WHAT IS BEING ASKED -
Output the data below in full, byte for byte. Nothing may differ.

Stored items from a collection -

'''

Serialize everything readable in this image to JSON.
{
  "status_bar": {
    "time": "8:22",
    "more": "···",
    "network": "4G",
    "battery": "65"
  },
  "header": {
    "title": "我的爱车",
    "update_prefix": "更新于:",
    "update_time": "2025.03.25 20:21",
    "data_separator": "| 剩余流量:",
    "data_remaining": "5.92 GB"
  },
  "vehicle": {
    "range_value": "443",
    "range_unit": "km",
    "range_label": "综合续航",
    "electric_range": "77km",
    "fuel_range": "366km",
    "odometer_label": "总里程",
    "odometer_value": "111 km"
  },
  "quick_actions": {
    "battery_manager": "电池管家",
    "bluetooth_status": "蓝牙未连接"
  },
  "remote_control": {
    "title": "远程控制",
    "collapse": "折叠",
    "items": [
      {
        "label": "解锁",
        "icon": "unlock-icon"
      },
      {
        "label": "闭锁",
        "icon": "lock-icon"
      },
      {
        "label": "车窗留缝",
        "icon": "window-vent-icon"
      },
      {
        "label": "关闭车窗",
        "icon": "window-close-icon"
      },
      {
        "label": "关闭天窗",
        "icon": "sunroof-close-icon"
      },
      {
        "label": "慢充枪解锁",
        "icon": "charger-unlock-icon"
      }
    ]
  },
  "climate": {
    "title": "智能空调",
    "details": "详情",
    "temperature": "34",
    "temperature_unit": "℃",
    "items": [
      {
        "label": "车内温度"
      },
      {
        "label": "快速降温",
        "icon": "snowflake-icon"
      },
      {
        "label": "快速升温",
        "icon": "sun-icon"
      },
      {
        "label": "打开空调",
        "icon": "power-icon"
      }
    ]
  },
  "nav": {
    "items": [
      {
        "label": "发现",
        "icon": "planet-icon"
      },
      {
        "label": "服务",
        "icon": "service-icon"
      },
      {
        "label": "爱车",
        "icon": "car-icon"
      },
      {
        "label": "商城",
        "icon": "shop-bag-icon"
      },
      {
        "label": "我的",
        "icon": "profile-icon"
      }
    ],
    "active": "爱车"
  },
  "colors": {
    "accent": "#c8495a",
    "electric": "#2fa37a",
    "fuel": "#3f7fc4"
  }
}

'''

ANSWER TO THE TASK -
Serialize everything readable in this image to JSON.
{
  "status_bar": {
    "time": "8:22",
    "more": "···",
    "network": "4G",
    "battery": "65"
  },
  "header": {
    "title": "我的爱车",
    "update_prefix": "更新于:",
    "update_time": "2025.03.25 20:21",
    "data_separator": "| 剩余流量:",
    "data_remaining": "5.92 GB"
  },
  "vehicle": {
    "range_value": "443",
    "range_unit": "km",
    "range_label": "综合续航",
    "electric_range": "77km",
    "fuel_range": "366km",
    "odometer_label": "总里程",
    "odometer_value": "111 km"
  },
  "quick_actions": {
    "battery_manager": "电池管家",
    "bluetooth_status": "蓝牙未连接"
  },
  "remote_control": {
    "title": "远程控制",
    "collapse": "折叠",
    "items": [
      {
        "label": "解锁",
        "icon": "unlock-icon"
      },
      {
        "label": "闭锁",
        "icon": "lock-icon"
      },
      {
        "label": "车窗留缝",
        "icon": "window-vent-icon"
      },
      {
        "label": "关闭车窗",
        "icon": "window-close-icon"
      },
      {
        "label": "关闭天窗",
        "icon": "sunroof-close-icon"
      },
      {
        "label": "慢充枪解锁",
        "icon": "charger-unlock-icon"
      }
    ]
  },
  "climate": {
    "title": "智能空调",
    "details": "详情",
    "temperature": "34",
    "temperature_unit": "℃",
    "items": [
      {
        "label": "车内温度"
      },
      {
        "label": "快速降温",
        "icon": "snowflake-icon"
      },
      {
        "label": "快速升温",
        "icon": "sun-icon"
      },
      {
        "label": "打开空调",
        "icon": "power-icon"
      }
    ]
  },
  "nav": {
    "items": [
      {
        "label": "发现",
        "icon": "planet-icon"
      },
      {
        "label": "服务",
        "icon": "service-icon"
      },
      {
        "label": "爱车",
        "icon": "car-icon"
      },
      {
        "label": "商城",
        "icon": "shop-bag-icon"
      },
      {
        "label": "我的",
        "icon": "profile-icon"
      }
    ],
    "active": "爱车"
  },
  "colors": {
    "accent": "#c8495a",
    "electric": "#2fa37a",
    "fuel": "#3f7fc4"
  }
}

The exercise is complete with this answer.